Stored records
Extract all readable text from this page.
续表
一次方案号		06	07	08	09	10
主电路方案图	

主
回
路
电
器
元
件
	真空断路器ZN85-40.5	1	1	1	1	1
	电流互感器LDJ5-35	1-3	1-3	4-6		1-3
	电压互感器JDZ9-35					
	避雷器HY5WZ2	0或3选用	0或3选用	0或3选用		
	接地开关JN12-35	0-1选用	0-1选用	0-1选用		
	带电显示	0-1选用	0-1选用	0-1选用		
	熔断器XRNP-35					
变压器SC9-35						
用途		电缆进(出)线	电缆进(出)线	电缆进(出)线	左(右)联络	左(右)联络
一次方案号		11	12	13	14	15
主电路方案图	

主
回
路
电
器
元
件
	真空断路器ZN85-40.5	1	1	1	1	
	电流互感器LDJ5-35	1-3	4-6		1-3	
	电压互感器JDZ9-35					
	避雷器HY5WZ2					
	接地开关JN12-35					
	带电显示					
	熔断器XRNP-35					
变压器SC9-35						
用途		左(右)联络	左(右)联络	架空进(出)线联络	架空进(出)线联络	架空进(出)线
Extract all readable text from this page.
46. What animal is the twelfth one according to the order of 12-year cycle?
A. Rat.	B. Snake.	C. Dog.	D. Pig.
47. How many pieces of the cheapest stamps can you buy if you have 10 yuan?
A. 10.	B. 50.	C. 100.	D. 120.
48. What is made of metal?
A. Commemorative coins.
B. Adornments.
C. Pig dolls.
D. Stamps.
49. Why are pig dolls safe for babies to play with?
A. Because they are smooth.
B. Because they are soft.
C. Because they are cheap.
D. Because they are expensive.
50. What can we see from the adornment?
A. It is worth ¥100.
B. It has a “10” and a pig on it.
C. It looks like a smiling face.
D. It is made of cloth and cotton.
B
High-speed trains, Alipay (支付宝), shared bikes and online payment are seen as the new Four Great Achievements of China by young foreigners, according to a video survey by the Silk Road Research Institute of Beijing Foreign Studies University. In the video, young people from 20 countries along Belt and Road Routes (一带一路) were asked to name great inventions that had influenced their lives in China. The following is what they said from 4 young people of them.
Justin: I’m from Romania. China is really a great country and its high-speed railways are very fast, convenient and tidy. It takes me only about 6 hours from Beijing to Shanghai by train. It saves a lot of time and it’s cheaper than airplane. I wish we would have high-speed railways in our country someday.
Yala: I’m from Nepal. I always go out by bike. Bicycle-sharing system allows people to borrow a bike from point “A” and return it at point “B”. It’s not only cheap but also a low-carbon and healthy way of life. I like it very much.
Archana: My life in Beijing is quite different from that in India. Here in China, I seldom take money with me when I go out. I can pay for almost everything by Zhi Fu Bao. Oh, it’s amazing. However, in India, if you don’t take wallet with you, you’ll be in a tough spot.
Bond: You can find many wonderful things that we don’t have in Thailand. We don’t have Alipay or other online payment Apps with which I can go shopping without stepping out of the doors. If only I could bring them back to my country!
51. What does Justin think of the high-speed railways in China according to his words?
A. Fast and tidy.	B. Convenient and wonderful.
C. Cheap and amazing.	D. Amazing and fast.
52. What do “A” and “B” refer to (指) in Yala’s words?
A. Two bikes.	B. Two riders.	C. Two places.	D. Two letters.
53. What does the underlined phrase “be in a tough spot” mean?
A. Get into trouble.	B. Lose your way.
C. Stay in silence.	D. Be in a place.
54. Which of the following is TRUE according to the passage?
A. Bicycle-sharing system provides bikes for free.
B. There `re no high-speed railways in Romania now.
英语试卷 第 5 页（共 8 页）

● **What the task requires**
Your task is to output all of the data above word for word.

● **The completed task**
Extract all readable text from this page.
续表
一次方案号		06	07	08	09	10
主电路方案图	

主
回
路
电
器
元
件
	真空断路器ZN85-40.5	1	1	1	1	1
	电流互感器LDJ5-35	1-3	1-3	4-6		1-3
	电压互感器JDZ9-35					
	避雷器HY5WZ2	0或3选用	0或3选用	0或3选用		
	接地开关JN12-35	0-1选用	0-1选用	0-1选用		
	带电显示	0-1选用	0-1选用	0-1选用		
	熔断器XRNP-35					
变压器SC9-35						
用途		电缆进(出)线	电缆进(出)线	电缆进(出)线	左(右)联络	左(右)联络
一次方案号		11	12	13	14	15
主电路方案图	

主
回
路
电
器
元
件
	真空断路器ZN85-40.5	1	1	1	1	
	电流互感器LDJ5-35	1-3	4-6		1-3	
	电压互感器JDZ9-35					
	避雷器HY5WZ2					
	接地开关JN12-35					
	带电显示					
	熔断器XRNP-35					
变压器SC9-35						
用途		左(右)联络	左(右)联络	架空进(出)线联络	架空进(出)线联络	架空进(出)线
Extract all readable text from this page.
46. What animal is the twelfth one according to the order of 12-year cycle?
A. Rat.	B. Snake.	C. Dog.	D. Pig.
47. How many pieces of the cheapest stamps can you buy if you have 10 yuan?
A. 10.	B. 50.	C. 100.	D. 120.
48. What is made of metal?
A. Commemorative coins.
B. Adornments.
C. Pig dolls.
D. Stamps.
49. Why are pig dolls safe for babies to play with?
A. Because they are smooth.
B. Because they are soft.
C. Because they are cheap.
D. Because they are expensive.
50. What can we see from the adornment?
A. It is worth ¥100.
B. It has a “10” and a pig on it.
C. It looks like a smiling face.
D. It is made of cloth and cotton.
B
High-speed trains, Alipay (支付宝), shared bikes and online payment are seen as the new Four Great Achievements of China by young foreigners, according to a video survey by the Silk Road Research Institute of Beijing Foreign Studies University. In the video, young people from 20 countries along Belt and Road Routes (一带一路) were asked to name great inventions that had influenced their lives in China. The following is what they said from 4 young people of them.
Justin: I’m from Romania. China is really a great country and its high-speed railways are very fast, convenient and tidy. It takes me only about 6 hours from Beijing to Shanghai by train. It saves a lot of time and it’s cheaper than airplane. I wish we would have high-speed railways in our country someday.
Yala: I’m from Nepal. I always go out by bike. Bicycle-sharing system allows people to borrow a bike from point “A” and return it at point “B”. It’s not only cheap but also a low-carbon and healthy way of life. I like it very much.
Archana: My life in Beijing is quite different from that in India. Here in China, I seldom take money with me when I go out. I can pay for almost everything by Zhi Fu Bao. Oh, it’s amazing. However, in India, if you don’t take wallet with you, you’ll be in a tough spot.
Bond: You can find many wonderful things that we don’t have in Thailand. We don’t have Alipay or other online payment Apps with which I can go shopping without stepping out of the doors. If only I could bring them back to my country!
51. What does Justin think of the high-speed railways in China according to his words?
A. Fast and tidy.	B. Convenient and wonderful.
C. Cheap and amazing.	D. Amazing and fast.
52. What do “A” and “B” refer to (指) in Yala’s words?
A. Two bikes.	B. Two riders.	C. Two places.	D. Two letters.
53. What does the underlined phrase “be in a tough spot” mean?
A. Get into trouble.	B. Lose your way.
C. Stay in silence.	D. Be in a place.
54. Which of the following is TRUE according to the passage?
A. Bicycle-sharing system provides bikes for free.
B. There `re no high-speed railways in Romania now.
英语试卷 第 5 页（共 8 页）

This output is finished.